>> begin

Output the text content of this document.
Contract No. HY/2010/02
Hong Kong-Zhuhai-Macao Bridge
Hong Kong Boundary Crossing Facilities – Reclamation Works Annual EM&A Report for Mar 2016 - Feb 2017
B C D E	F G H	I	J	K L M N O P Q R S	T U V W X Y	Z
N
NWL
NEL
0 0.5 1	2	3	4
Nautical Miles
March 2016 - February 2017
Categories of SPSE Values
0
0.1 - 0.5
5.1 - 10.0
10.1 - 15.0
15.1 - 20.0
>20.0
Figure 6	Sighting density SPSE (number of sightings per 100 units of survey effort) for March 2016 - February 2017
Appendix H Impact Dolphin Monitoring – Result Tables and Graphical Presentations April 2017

>> end

▶ What is needed: Your task is to retype all the records above with nothing left out.

▶ Worked solution:
Output the text content of this document.
Contract No. HY/2010/02
Hong Kong-Zhuhai-Macao Bridge
Hong Kong Boundary Crossing Facilities – Reclamation Works Annual EM&A Report for Mar 2016 - Feb 2017
B C D E	F G H	I	J	K L M N O P Q R S	T U V W X Y	Z
N
NWL
NEL
0 0.5 1	2	3	4
Nautical Miles
March 2016 - February 2017
Categories of SPSE Values
0
0.1 - 0.5
5.1 - 10.0
10.1 - 15.0
15.1 - 20.0
>20.0
Figure 6	Sighting density SPSE (number of sightings per 100 units of survey effort) for March 2016 - February 2017
Appendix H Impact Dolphin Monitoring – Result Tables and Graphical Presentations April 2017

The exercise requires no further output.